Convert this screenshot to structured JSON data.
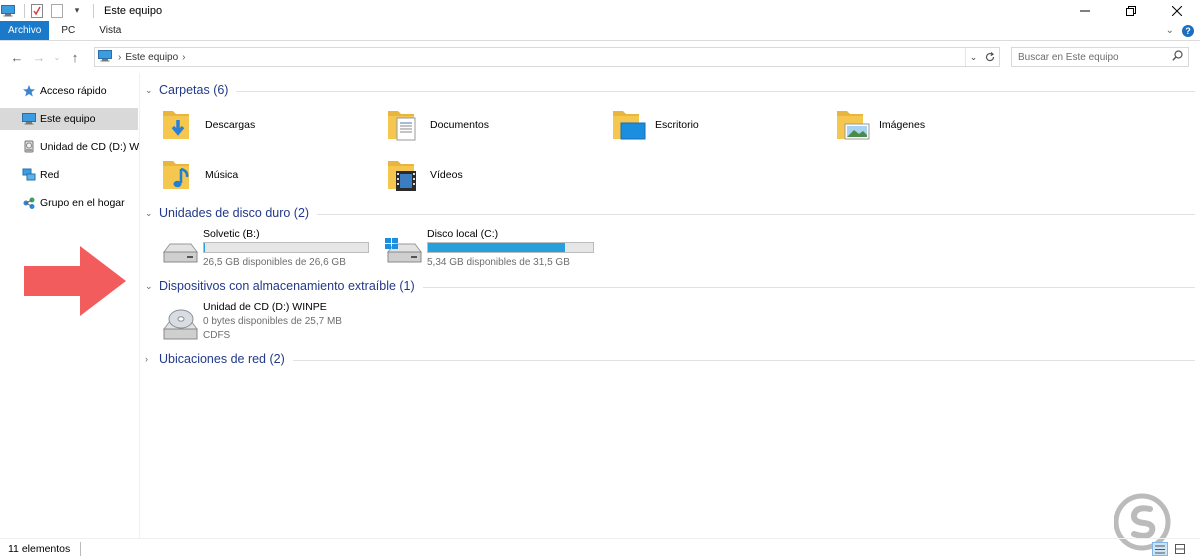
{
  "window": {
    "title": "Este equipo",
    "icons": [
      "computer-icon",
      "properties-icon",
      "new-folder-icon",
      "customize-dropdown-icon"
    ]
  },
  "ribbon": {
    "tabs": [
      {
        "label": "Archivo",
        "active": true
      },
      {
        "label": "PC"
      },
      {
        "label": "Vista"
      }
    ]
  },
  "address": {
    "crumbs": [
      "Este equipo"
    ],
    "search_placeholder": "Buscar en Este equipo"
  },
  "sidebar": {
    "items": [
      {
        "label": "Acceso rápido",
        "icon": "star-icon"
      },
      {
        "label": "Este equipo",
        "icon": "computer-icon",
        "selected": true
      },
      {
        "label": "Unidad de CD (D:) WI",
        "icon": "cd-drive-icon"
      },
      {
        "label": "Red",
        "icon": "network-icon"
      },
      {
        "label": "Grupo en el hogar",
        "icon": "homegroup-icon"
      }
    ]
  },
  "groups": {
    "folders": {
      "title": "Carpetas (6)"
    },
    "drives": {
      "title": "Unidades de disco duro (2)"
    },
    "removable": {
      "title": "Dispositivos con almacenamiento extraíble (1)"
    },
    "network": {
      "title": "Ubicaciones de red (2)"
    }
  },
  "folders": [
    {
      "label": "Descargas",
      "icon": "downloads-folder-icon"
    },
    {
      "label": "Documentos",
      "icon": "documents-folder-icon"
    },
    {
      "label": "Escritorio",
      "icon": "desktop-folder-icon"
    },
    {
      "label": "Imágenes",
      "icon": "pictures-folder-icon"
    },
    {
      "label": "Música",
      "icon": "music-folder-icon"
    },
    {
      "label": "Vídeos",
      "icon": "videos-folder-icon"
    }
  ],
  "drives": [
    {
      "name": "Solvetic (B:)",
      "free": "26,5 GB disponibles de 26,6 GB",
      "used_fraction": 0.004
    },
    {
      "name": "Disco local (C:)",
      "free": "5,34 GB disponibles de 31,5 GB",
      "used_fraction": 0.83
    }
  ],
  "removable": [
    {
      "name": "Unidad de CD (D:) WINPE",
      "free": "0 bytes disponibles de 25,7 MB",
      "fs": "CDFS"
    }
  ],
  "status": {
    "count": "11 elementos"
  },
  "colors": {
    "accent": "#1979ca",
    "drive_bar": "#26a0da",
    "group_title": "#1e395b",
    "arrow": "#f25c5c",
    "folder": "#f5c74f"
  }
}
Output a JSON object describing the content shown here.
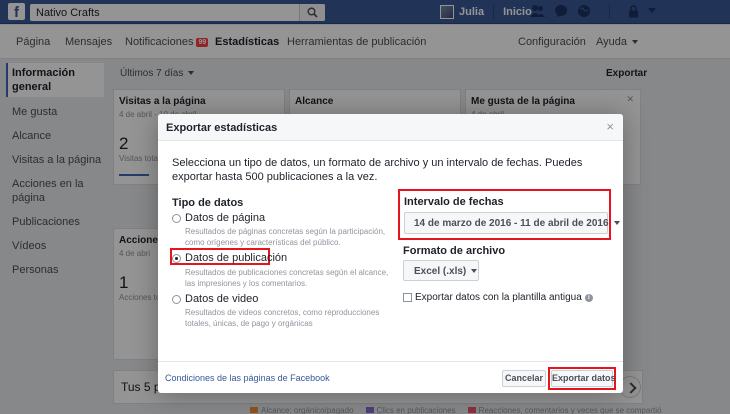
{
  "topbar": {
    "search_value": "Nativo Crafts",
    "user_name": "Julia",
    "home_label": "Inicio"
  },
  "pagenav": {
    "items": [
      "Página",
      "Mensajes",
      "Notificaciones",
      "Estadísticas",
      "Herramientas de publicación"
    ],
    "notif_badge": "99",
    "settings": "Configuración",
    "help": "Ayuda"
  },
  "sidebar": {
    "items": [
      "Información general",
      "Me gusta",
      "Alcance",
      "Visitas a la página",
      "Acciones en la página",
      "Publicaciones",
      "Vídeos",
      "Personas"
    ]
  },
  "main": {
    "range": "Últimos 7 días",
    "export": "Exportar",
    "cards": [
      {
        "title": "Visitas a la página",
        "sub": "4 de abril - 10 de abril",
        "value": "2",
        "small": "Visitas tota"
      },
      {
        "title": "Alcance",
        "sub": "",
        "value": "",
        "small": ""
      },
      {
        "title": "Me gusta de la página",
        "sub": "4 de abril",
        "value": "",
        "small": ""
      },
      {
        "title": "Accione",
        "sub": "4 de abri",
        "value": "1",
        "small": "Acciones to"
      }
    ],
    "bottom_title": "Tus 5 p",
    "legend": [
      "Alcance: orgánico/pagado",
      "Clics en publicaciones",
      "Reacciones, comentarios y veces que se compartió"
    ]
  },
  "modal": {
    "title": "Exportar estadísticas",
    "close": "×",
    "intro": "Selecciona un tipo de datos, un formato de archivo y un intervalo de fechas. Puedes exportar hasta 500 publicaciones a la vez.",
    "data_type_title": "Tipo de datos",
    "options": [
      {
        "label": "Datos de página",
        "desc": "Resultados de páginas concretas según la participación, como orígenes y características del público."
      },
      {
        "label": "Datos de publicación",
        "desc": "Resultados de publicaciones concretas según el alcance, las impresiones y los comentarios."
      },
      {
        "label": "Datos de video",
        "desc": "Resultados de videos concretos, como reproducciones totales, únicas, de pago y orgánicas"
      }
    ],
    "selected_option": 1,
    "date_range_title": "Intervalo de fechas",
    "date_range_value": "14 de marzo de 2016 - 11 de abril de 2016",
    "format_title": "Formato de archivo",
    "format_value": "Excel (.xls)",
    "legacy_checkbox": "Exportar datos con la plantilla antigua",
    "footer_link": "Condiciones de las páginas de Facebook",
    "cancel": "Cancelar",
    "export": "Exportar datos"
  },
  "colors": {
    "brand": "#3b5998",
    "highlight": "#e4151f",
    "legend": [
      "#f7923a",
      "#8b6bd9",
      "#f35369"
    ]
  }
}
§ §
Print the records above again exactly. Leave out the images.

### ANSWER BOX
Convert this screenshot to structured JSON data.
{
  "window": {
    "title": "Este equipo",
    "icons": [
      "computer-icon",
      "properties-icon",
      "new-folder-icon",
      "customize-dropdown-icon"
    ]
  },
  "ribbon": {
    "tabs": [
      {
        "label": "Archivo",
        "active": true
      },
      {
        "label": "PC"
      },
      {
        "label": "Vista"
      }
    ]
  },
  "address": {
    "crumbs": [
      "Este equipo"
    ],
    "search_placeholder": "Buscar en Este equipo"
  },
  "sidebar": {
    "items": [
      {
        "label": "Acceso rápido",
        "icon": "star-icon"
      },
      {
        "label": "Este equipo",
        "icon": "computer-icon",
        "selected": true
      },
      {
        "label": "Unidad de CD (D:) WI",
        "icon": "cd-drive-icon"
      },
      {
        "label": "Red",
        "icon": "network-icon"
      },
      {
        "label": "Grupo en el hogar",
        "icon": "homegroup-icon"
      }
    ]
  },
  "groups": {
    "folders": {
      "title": "Carpetas (6)"
    },
    "drives": {
      "title": "Unidades de disco duro (2)"
    },
    "removable": {
      "title": "Dispositivos con almacenamiento extraíble (1)"
    },
    "network": {
      "title": "Ubicaciones de red (2)"
    }
  },
  "folders": [
    {
      "label": "Descargas",
      "icon": "downloads-folder-icon"
    },
    {
      "label": "Documentos",
      "icon": "documents-folder-icon"
    },
    {
      "label": "Escritorio",
      "icon": "desktop-folder-icon"
    },
    {
      "label": "Imágenes",
      "icon": "pictures-folder-icon"
    },
    {
      "label": "Música",
      "icon": "music-folder-icon"
    },
    {
      "label": "Vídeos",
      "icon": "videos-folder-icon"
    }
  ],
  "drives": [
    {
      "name": "Solvetic (B:)",
      "free": "26,5 GB disponibles de 26,6 GB",
      "used_fraction": 0.004
    },
    {
      "name": "Disco local (C:)",
      "free": "5,34 GB disponibles de 31,5 GB",
      "used_fraction": 0.83
    }
  ],
  "removable": [
    {
      "name": "Unidad de CD (D:) WINPE",
      "free": "0 bytes disponibles de 25,7 MB",
      "fs": "CDFS"
    }
  ],
  "status": {
    "count": "11 elementos"
  },
  "colors": {
    "accent": "#1979ca",
    "drive_bar": "#26a0da",
    "group_title": "#1e395b",
    "arrow": "#f25c5c",
    "folder": "#f5c74f"
  }
}
Output a JSON object describing the content shown here.
{
  "topbar": {
    "search_value": "Nativo Crafts",
    "user_name": "Julia",
    "home_label": "Inicio"
  },
  "pagenav": {
    "items": [
      "Página",
      "Mensajes",
      "Notificaciones",
      "Estadísticas",
      "Herramientas de publicación"
    ],
    "notif_badge": "99",
    "settings": "Configuración",
    "help": "Ayuda"
  },
  "sidebar": {
    "items": [
      "Información general",
      "Me gusta",
      "Alcance",
      "Visitas a la página",
      "Acciones en la página",
      "Publicaciones",
      "Vídeos",
      "Personas"
    ]
  },
  "main": {
    "range": "Últimos 7 días",
    "export": "Exportar",
    "cards": [
      {
        "title": "Visitas a la página",
        "sub": "4 de abril - 10 de abril",
        "value": "2",
        "small": "Visitas tota"
      },
      {
        "title": "Alcance",
        "sub": "",
        "value": "",
        "small": ""
      },
      {
        "title": "Me gusta de la página",
        "sub": "4 de abril",
        "value": "",
        "small": ""
      },
      {
        "title": "Accione",
        "sub": "4 de abri",
        "value": "1",
        "small": "Acciones to"
      }
    ],
    "bottom_title": "Tus 5 p",
    "legend": [
      "Alcance: orgánico/pagado",
      "Clics en publicaciones",
      "Reacciones, comentarios y veces que se compartió"
    ]
  },
  "modal": {
    "title": "Exportar estadísticas",
    "close": "×",
    "intro": "Selecciona un tipo de datos, un formato de archivo y un intervalo de fechas. Puedes exportar hasta 500 publicaciones a la vez.",
    "data_type_title": "Tipo de datos",
    "options": [
      {
        "label": "Datos de página",
        "desc": "Resultados de páginas concretas según la participación, como orígenes y características del público."
      },
      {
        "label": "Datos de publicación",
        "desc": "Resultados de publicaciones concretas según el alcance, las impresiones y los comentarios."
      },
      {
        "label": "Datos de video",
        "desc": "Resultados de videos concretos, como reproducciones totales, únicas, de pago y orgánicas"
      }
    ],
    "selected_option": 1,
    "date_range_title": "Intervalo de fechas",
    "date_range_value": "14 de marzo de 2016 - 11 de abril de 2016",
    "format_title": "Formato de archivo",
    "format_value": "Excel (.xls)",
    "legacy_checkbox": "Exportar datos con la plantilla antigua",
    "footer_link": "Condiciones de las páginas de Facebook",
    "cancel": "Cancelar",
    "export": "Exportar datos"
  },
  "colors": {
    "brand": "#3b5998",
    "highlight": "#e4151f",
    "legend": [
      "#f7923a",
      "#8b6bd9",
      "#f35369"
    ]
  }
}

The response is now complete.